#### DATA SECTION:
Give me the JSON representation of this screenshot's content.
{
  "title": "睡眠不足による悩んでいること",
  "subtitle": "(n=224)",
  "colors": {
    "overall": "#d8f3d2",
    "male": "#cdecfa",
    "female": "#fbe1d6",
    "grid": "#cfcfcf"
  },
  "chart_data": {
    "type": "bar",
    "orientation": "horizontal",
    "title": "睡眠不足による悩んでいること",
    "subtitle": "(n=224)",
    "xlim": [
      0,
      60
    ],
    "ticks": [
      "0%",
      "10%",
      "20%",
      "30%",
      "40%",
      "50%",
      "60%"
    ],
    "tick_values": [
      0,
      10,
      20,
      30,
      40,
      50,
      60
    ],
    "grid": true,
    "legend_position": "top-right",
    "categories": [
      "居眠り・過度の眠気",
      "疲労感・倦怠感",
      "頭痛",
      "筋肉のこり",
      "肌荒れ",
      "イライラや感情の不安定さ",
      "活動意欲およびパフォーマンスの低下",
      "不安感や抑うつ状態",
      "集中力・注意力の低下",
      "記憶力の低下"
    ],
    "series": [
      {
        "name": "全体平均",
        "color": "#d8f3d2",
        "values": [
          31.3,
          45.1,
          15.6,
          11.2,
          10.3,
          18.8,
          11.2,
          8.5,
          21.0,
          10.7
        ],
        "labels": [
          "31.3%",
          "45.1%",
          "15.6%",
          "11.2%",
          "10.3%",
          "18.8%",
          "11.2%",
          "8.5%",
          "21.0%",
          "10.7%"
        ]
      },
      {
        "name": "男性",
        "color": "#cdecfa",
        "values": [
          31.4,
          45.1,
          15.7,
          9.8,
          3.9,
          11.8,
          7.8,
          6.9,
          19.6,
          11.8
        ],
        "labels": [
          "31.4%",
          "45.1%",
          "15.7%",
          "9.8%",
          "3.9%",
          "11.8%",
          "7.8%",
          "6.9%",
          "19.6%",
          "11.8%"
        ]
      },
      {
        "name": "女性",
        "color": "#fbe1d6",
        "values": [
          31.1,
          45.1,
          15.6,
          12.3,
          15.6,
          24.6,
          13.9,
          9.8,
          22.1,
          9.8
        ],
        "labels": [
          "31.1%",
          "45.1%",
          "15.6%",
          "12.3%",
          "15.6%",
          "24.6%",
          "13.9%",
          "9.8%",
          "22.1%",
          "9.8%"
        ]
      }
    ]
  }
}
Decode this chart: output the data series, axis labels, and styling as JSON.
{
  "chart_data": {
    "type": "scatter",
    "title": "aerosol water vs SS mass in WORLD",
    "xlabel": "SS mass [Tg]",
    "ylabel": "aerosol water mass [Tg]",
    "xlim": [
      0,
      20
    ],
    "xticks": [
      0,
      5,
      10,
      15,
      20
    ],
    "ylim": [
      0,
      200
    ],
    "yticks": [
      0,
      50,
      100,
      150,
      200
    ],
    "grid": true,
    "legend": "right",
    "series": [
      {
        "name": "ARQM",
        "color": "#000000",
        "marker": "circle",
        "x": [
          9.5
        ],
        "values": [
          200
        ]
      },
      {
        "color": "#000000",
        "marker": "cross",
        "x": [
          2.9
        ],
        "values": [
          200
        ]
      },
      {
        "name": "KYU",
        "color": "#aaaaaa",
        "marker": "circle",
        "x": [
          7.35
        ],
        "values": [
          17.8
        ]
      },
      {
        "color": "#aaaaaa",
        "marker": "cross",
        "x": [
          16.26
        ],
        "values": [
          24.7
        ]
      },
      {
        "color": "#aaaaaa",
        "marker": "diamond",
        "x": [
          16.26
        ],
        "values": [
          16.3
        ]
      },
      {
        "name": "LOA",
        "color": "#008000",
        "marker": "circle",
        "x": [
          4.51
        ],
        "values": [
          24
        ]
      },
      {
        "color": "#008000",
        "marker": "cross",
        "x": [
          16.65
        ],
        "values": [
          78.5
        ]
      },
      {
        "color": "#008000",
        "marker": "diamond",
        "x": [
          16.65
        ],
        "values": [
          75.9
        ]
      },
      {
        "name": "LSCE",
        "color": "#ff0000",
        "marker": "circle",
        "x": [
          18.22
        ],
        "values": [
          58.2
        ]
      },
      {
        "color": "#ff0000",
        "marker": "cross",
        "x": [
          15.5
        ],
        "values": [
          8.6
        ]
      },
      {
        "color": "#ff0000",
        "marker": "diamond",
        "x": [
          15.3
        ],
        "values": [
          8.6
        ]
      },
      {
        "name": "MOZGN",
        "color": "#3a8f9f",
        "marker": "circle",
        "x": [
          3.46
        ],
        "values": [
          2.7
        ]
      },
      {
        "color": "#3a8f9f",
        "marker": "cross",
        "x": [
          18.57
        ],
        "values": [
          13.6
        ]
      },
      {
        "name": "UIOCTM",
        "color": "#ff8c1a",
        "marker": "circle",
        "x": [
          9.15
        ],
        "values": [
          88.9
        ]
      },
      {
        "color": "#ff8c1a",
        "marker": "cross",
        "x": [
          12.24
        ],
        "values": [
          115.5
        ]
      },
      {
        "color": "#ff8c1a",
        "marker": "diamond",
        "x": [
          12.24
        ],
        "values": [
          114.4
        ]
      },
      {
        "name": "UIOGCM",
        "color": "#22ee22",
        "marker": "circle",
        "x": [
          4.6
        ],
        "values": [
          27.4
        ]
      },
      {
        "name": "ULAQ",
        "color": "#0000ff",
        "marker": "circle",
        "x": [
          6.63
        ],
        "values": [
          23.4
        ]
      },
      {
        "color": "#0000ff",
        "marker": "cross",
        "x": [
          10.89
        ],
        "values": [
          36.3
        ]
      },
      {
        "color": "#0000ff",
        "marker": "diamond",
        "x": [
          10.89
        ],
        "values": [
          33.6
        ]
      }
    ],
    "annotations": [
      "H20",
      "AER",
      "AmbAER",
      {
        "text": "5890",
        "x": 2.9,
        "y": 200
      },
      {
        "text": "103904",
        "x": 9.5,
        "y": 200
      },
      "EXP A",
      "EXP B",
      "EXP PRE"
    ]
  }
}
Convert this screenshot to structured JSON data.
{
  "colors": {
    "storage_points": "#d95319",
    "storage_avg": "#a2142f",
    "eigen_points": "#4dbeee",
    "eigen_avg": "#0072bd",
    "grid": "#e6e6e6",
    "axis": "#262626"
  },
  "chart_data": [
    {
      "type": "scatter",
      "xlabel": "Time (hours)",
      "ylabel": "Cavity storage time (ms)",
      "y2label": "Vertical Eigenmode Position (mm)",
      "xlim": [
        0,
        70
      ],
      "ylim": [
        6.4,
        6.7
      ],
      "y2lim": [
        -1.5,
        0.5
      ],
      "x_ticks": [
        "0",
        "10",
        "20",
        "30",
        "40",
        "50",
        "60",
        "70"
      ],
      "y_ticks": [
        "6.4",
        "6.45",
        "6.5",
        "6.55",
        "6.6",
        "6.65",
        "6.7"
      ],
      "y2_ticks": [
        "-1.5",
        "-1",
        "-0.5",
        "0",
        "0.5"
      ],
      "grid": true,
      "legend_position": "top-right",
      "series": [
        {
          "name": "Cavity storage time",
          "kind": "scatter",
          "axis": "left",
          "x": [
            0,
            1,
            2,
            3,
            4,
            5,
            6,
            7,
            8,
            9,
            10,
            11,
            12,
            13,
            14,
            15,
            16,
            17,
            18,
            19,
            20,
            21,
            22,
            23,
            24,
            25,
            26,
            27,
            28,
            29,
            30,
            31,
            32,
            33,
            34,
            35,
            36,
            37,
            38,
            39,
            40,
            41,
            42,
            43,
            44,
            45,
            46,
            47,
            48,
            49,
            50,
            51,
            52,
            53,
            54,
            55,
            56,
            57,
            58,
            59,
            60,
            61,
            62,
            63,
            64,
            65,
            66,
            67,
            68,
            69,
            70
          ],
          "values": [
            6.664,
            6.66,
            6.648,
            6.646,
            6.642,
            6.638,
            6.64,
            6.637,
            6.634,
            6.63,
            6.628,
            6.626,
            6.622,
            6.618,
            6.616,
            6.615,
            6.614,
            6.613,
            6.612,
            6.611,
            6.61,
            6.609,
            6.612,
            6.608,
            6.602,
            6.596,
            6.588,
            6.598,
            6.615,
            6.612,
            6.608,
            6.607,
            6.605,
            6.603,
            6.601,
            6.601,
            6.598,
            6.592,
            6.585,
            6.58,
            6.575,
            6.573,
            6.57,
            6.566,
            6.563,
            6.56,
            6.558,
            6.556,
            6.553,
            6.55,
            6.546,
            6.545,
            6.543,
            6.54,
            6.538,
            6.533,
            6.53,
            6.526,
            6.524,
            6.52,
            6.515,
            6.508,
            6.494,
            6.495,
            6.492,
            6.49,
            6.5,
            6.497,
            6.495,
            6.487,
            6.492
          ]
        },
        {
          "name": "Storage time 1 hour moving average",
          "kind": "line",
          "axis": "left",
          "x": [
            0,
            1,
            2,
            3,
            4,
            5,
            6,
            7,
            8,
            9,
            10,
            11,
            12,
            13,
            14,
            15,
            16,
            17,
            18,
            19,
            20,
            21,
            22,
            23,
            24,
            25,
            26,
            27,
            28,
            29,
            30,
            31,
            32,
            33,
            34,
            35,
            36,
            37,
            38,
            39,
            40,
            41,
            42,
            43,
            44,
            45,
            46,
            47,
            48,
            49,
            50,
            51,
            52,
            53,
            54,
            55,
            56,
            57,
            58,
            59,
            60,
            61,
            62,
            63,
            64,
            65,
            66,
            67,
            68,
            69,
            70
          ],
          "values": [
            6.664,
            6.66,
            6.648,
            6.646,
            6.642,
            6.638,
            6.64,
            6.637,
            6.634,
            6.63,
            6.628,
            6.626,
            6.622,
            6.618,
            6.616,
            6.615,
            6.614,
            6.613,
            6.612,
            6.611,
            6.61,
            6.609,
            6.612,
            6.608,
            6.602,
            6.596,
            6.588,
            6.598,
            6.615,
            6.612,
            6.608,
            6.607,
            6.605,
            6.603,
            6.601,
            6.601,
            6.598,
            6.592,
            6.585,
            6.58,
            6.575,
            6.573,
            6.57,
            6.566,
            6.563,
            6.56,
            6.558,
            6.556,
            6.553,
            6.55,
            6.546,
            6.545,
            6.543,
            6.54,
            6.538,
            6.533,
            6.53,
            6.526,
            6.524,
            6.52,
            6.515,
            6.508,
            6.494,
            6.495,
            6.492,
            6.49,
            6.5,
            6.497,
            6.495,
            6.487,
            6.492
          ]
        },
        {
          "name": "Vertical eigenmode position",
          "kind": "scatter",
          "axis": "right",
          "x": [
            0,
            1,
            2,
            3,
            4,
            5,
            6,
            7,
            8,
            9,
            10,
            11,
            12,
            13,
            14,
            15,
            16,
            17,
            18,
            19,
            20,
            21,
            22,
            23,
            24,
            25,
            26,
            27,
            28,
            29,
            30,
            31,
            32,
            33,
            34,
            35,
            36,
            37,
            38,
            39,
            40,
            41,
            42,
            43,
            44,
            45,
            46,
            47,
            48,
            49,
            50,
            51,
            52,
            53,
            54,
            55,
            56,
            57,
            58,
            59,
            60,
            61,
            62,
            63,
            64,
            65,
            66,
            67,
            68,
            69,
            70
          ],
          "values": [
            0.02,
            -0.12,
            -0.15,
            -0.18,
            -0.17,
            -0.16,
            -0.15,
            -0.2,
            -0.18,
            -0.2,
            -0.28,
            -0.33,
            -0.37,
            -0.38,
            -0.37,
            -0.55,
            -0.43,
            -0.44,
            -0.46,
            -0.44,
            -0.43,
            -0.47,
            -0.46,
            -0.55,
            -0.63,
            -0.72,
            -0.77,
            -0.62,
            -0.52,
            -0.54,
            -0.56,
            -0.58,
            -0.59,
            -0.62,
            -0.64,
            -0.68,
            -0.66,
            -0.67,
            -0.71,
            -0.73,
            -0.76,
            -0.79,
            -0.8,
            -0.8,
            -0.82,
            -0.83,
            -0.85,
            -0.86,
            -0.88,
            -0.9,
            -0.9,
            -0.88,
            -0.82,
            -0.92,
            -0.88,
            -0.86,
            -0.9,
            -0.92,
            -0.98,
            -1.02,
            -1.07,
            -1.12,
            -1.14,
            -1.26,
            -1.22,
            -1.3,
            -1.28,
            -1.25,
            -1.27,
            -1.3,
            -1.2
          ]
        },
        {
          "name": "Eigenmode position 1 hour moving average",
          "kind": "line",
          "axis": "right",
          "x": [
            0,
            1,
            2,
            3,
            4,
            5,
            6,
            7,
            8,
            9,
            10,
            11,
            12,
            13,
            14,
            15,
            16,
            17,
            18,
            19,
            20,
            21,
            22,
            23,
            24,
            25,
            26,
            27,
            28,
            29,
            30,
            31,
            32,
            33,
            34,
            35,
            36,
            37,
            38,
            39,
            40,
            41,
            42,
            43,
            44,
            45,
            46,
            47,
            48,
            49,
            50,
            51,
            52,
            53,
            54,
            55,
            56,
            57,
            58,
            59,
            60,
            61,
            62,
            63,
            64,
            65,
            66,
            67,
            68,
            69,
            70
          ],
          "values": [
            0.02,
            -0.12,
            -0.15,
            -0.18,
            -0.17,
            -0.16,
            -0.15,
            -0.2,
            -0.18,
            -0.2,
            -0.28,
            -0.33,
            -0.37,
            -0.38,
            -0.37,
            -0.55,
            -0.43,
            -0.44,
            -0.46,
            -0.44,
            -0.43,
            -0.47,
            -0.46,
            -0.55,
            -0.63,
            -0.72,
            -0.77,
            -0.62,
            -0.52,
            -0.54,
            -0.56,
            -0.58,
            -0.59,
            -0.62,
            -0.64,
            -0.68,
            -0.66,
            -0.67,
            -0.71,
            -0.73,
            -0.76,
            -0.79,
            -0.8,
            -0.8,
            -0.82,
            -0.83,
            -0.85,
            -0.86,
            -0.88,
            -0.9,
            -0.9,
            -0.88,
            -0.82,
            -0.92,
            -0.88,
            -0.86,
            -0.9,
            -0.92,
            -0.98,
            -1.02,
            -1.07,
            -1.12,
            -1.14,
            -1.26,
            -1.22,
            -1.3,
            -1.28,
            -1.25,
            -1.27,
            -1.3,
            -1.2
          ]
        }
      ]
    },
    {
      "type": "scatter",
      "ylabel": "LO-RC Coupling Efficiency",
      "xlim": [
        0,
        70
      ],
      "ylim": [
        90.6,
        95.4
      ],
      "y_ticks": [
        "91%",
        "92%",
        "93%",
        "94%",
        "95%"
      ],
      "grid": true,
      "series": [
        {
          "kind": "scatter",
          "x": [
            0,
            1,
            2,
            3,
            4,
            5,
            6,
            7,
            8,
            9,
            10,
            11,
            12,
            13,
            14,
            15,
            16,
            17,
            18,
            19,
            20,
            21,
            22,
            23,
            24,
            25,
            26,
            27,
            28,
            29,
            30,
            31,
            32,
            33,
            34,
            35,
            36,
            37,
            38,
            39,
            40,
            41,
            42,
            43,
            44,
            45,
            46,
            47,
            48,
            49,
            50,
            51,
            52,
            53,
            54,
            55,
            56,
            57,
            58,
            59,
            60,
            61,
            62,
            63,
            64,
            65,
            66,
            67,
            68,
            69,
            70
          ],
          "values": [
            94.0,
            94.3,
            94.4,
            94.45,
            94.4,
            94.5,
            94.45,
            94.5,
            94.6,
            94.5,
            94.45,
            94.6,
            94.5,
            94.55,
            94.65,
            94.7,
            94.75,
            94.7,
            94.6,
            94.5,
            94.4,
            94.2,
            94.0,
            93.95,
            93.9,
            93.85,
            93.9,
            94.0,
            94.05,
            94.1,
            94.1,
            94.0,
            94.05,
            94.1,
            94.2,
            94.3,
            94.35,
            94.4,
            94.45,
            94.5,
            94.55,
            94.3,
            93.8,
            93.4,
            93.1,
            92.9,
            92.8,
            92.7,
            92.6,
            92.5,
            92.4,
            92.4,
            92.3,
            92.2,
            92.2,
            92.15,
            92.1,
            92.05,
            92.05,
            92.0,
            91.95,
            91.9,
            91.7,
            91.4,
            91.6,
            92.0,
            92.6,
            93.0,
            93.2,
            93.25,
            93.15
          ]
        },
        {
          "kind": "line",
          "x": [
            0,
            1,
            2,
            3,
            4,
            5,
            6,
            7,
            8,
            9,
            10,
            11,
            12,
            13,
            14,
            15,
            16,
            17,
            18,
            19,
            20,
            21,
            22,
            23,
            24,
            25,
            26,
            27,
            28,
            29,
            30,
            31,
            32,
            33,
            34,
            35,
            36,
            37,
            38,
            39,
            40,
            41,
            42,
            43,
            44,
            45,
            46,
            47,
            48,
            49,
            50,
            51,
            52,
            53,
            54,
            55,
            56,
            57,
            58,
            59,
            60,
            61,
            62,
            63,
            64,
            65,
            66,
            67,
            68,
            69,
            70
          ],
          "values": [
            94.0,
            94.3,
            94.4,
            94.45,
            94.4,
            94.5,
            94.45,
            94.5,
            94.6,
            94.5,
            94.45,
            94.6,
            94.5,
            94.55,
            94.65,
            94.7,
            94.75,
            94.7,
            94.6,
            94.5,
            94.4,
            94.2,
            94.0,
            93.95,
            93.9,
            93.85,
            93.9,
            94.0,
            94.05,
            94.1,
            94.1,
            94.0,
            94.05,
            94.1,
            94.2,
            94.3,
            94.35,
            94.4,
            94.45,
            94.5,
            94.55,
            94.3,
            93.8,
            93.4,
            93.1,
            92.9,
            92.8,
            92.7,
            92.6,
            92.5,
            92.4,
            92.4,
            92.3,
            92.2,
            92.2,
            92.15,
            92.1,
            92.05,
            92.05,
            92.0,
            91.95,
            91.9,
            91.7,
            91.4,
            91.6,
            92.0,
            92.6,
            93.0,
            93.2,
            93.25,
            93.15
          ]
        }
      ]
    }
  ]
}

#### EXERCISE PROMPT:
State the count of lines with the word "ylabel" in them, and write nothing else.

#### RESULT BELOW:
3